> Text der Seite:
===

Die weitgehend gepriesene Sprachbegabung des jungen Autors äußert sich absolut ornamental, viele Bilder, Vergleiche und Sprachgirlanden kommen um die Ecke - manche der Bilder sind völlig schief, das fällt aber ob ihrer überbordenden Fülle kaum auf, wird man doch gleich zum nächsten Beweis jungendlicher "Sprachkunst" gejagt. Dieser Stil erinnert mich an die Schreibstift mancher Pubertierender (vornehmlich Mädchen, okay...), mit Schnörkeln und dicken Punkten und Verzierungen, warum auch immer. Selbst wenn man am Anfang noch bereit ist, ein wenig fasziniert zu sein, das gibt sich mit der Zeit.
Bei mir jedenfalls, ich bekomme ja mit, dass auch das Feuilleton das weitgehend abfeiert.
Da schreibt ein 22jähriger so altertümlich, wie es nur geht. Auch inhaltlich ist dieser Roman unfassbar konservativ, voller mit wohlig schwelgender Sprache verkleideter Klischees über Männer und Frauen, arm und reich. Wichtig scheint außerdem zu sein, dass möglichst viele sexuelle Praktiken und Konstellationen aufgefahren werden.

===

> Bereitgestelltes Material:
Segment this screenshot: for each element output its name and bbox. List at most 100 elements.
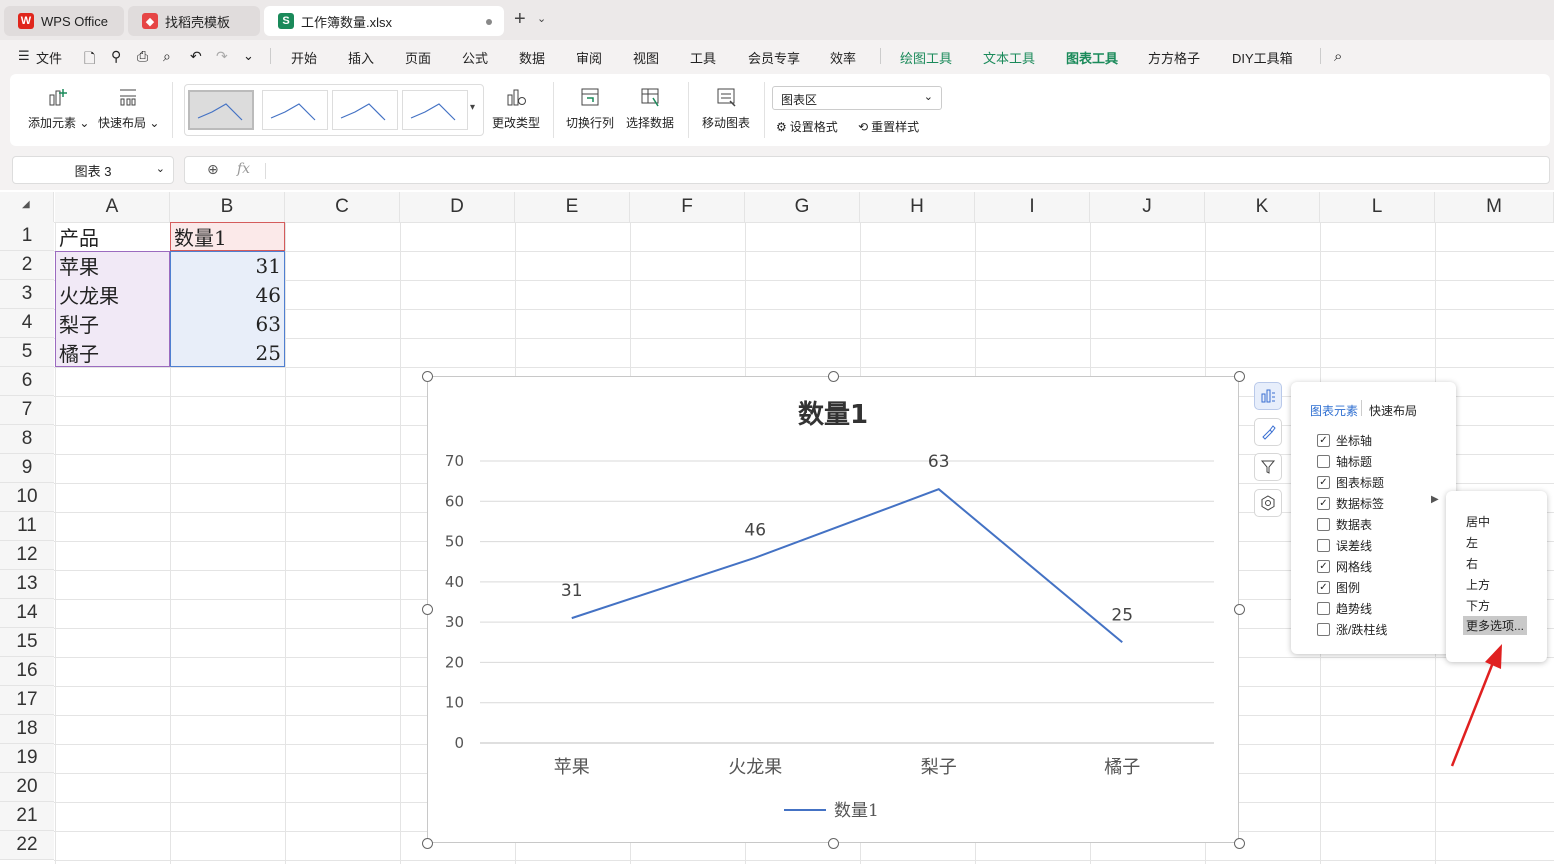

===

> Gestellte Aufgabe:
Schreibe die Rezension des Romans im Anschluss an ihren letzten Satz weiter. Das Material hat mit der Rezension nichts zu tun.

> Antwort zur Aufgabe:
Und so geht es durch die Jahrzehnte und Generationen, die verkünstelte Sprache bleibt die gleiche, ob es um privates Getändel oder um eine Leibesvistation der Nazis geht. Keiner Person kommt man richtig nah, alles wird nur dahererzählt als Material für die Sprachvergoldungen des Autors - dann geht es weiter zu den nächsten glitzernd-gruseligen Begebenheiten.
Kürzlich durfte ich auch via vorablesen Anna Maschiks Debüt "Wenn Du es heimlich machen willst, musst Du die Schafe töten" lesen, das ebenfalls mehrere Generationen in den Blick nimmt, ein großartiges Buch, das dafür eine Form findet, die Worte genau setzt, präzise ist und überlegt. Auch und gerade Anna Maschik arbeitet mit surrealen Brechungen - so wie Biedermann manche fantastische Skurillität einbaut. Doch die Art des Erzählens bei Biedermann hat etwas Überwältigendes, während Anna Maschik mit zarten Strichen arbeitet, die viel Raum lassen und doch viel zeigen.
Schreiben können ohne denken, ist dann vielleicht doch nichts. Eindrucksvoll bleibt der Marketing-Erfolg dieses Buches, dieses Verlags vielleicht auch. Und für mich etwas erschreckend, dass das Feuilleton sich weitgehend der Überwältigung unterordnet.